- _To do_
Word for word, set down the records and skip each picture.

- _Excerpt from a dataset_
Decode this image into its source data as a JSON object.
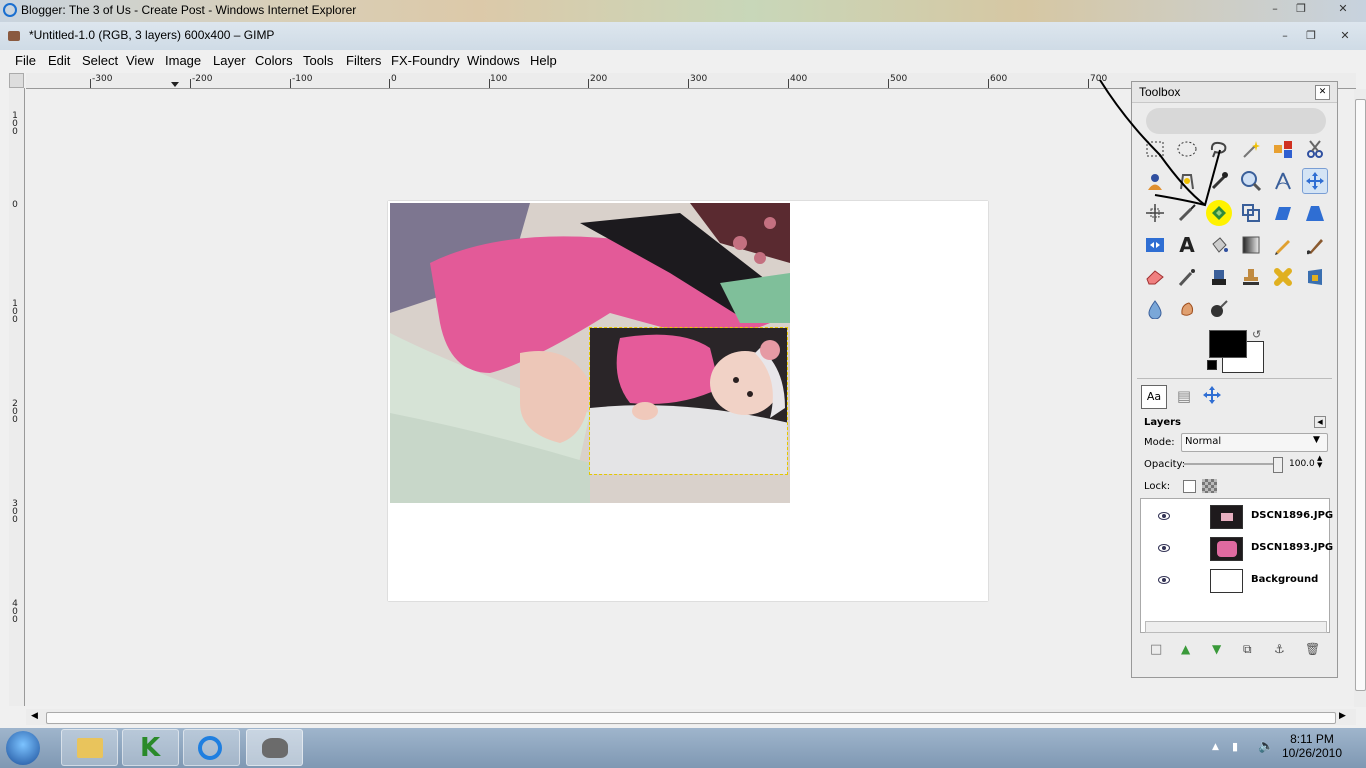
{
  "ie_window": {
    "title": "Blogger: The 3 of Us - Create Post - Windows Internet Explorer"
  },
  "gimp_window": {
    "title": "*Untitled-1.0 (RGB, 3 layers) 600x400 – GIMP"
  },
  "menu": [
    {
      "label": "File"
    },
    {
      "label": "Edit"
    },
    {
      "label": "Select"
    },
    {
      "label": "View"
    },
    {
      "label": "Image"
    },
    {
      "label": "Layer"
    },
    {
      "label": "Colors"
    },
    {
      "label": "Tools"
    },
    {
      "label": "Filters"
    },
    {
      "label": "FX-Foundry"
    },
    {
      "label": "Windows"
    },
    {
      "label": "Help"
    }
  ],
  "hruler": [
    "-300",
    "-200",
    "-100",
    "0",
    "100",
    "200",
    "300",
    "400",
    "500",
    "600",
    "700"
  ],
  "vruler": [
    "100",
    "200",
    "300",
    "400"
  ],
  "toolbox": {
    "title": "Toolbox",
    "tools": [
      "rect-select-icon",
      "ellipse-select-icon",
      "free-select-icon",
      "fuzzy-select-icon",
      "color-select-icon",
      "scissors-icon",
      "foreground-select-icon",
      "paths-icon",
      "color-picker-icon",
      "zoom-icon",
      "measure-icon",
      "move-icon",
      "align-icon",
      "crop-icon",
      "rotate-icon",
      "scale-icon",
      "shear-icon",
      "perspective-icon",
      "flip-icon",
      "text-icon",
      "bucket-fill-icon",
      "blend-icon",
      "pencil-icon",
      "paintbrush-icon",
      "eraser-icon",
      "airbrush-icon",
      "ink-icon",
      "clone-icon",
      "heal-icon",
      "perspective-clone-icon",
      "blur-icon",
      "smudge-icon",
      "dodge-burn-icon"
    ],
    "active_tool": "move-icon",
    "highlighted_tool": "rotate-icon",
    "fg_color": "#000000",
    "bg_color": "#ffffff"
  },
  "layers": {
    "title": "Layers",
    "mode_label": "Mode:",
    "mode_value": "Normal",
    "opacity_label": "Opacity:",
    "opacity_value": "100.0",
    "lock_label": "Lock:",
    "items": [
      {
        "name": "DSCN1896.JPG"
      },
      {
        "name": "DSCN1893.JPG"
      },
      {
        "name": "Background"
      }
    ]
  },
  "taskbar": {
    "time": "8:11 PM",
    "date": "10/26/2010"
  }
}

- _Result for this task_
Decode this image into its source data as a JSON object.
{
  "ie_window": {
    "title": "Blogger: The 3 of Us - Create Post - Windows Internet Explorer"
  },
  "gimp_window": {
    "title": "*Untitled-1.0 (RGB, 3 layers) 600x400 – GIMP"
  },
  "menu": [
    {
      "label": "File"
    },
    {
      "label": "Edit"
    },
    {
      "label": "Select"
    },
    {
      "label": "View"
    },
    {
      "label": "Image"
    },
    {
      "label": "Layer"
    },
    {
      "label": "Colors"
    },
    {
      "label": "Tools"
    },
    {
      "label": "Filters"
    },
    {
      "label": "FX-Foundry"
    },
    {
      "label": "Windows"
    },
    {
      "label": "Help"
    }
  ],
  "hruler": [
    "-300",
    "-200",
    "-100",
    "0",
    "100",
    "200",
    "300",
    "400",
    "500",
    "600",
    "700"
  ],
  "vruler": [
    "100",
    "200",
    "300",
    "400"
  ],
  "toolbox": {
    "title": "Toolbox",
    "tools": [
      "rect-select-icon",
      "ellipse-select-icon",
      "free-select-icon",
      "fuzzy-select-icon",
      "color-select-icon",
      "scissors-icon",
      "foreground-select-icon",
      "paths-icon",
      "color-picker-icon",
      "zoom-icon",
      "measure-icon",
      "move-icon",
      "align-icon",
      "crop-icon",
      "rotate-icon",
      "scale-icon",
      "shear-icon",
      "perspective-icon",
      "flip-icon",
      "text-icon",
      "bucket-fill-icon",
      "blend-icon",
      "pencil-icon",
      "paintbrush-icon",
      "eraser-icon",
      "airbrush-icon",
      "ink-icon",
      "clone-icon",
      "heal-icon",
      "perspective-clone-icon",
      "blur-icon",
      "smudge-icon",
      "dodge-burn-icon"
    ],
    "active_tool": "move-icon",
    "highlighted_tool": "rotate-icon",
    "fg_color": "#000000",
    "bg_color": "#ffffff"
  },
  "layers": {
    "title": "Layers",
    "mode_label": "Mode:",
    "mode_value": "Normal",
    "opacity_label": "Opacity:",
    "opacity_value": "100.0",
    "lock_label": "Lock:",
    "items": [
      {
        "name": "DSCN1896.JPG"
      },
      {
        "name": "DSCN1893.JPG"
      },
      {
        "name": "Background"
      }
    ]
  },
  "taskbar": {
    "time": "8:11 PM",
    "date": "10/26/2010"
  }
}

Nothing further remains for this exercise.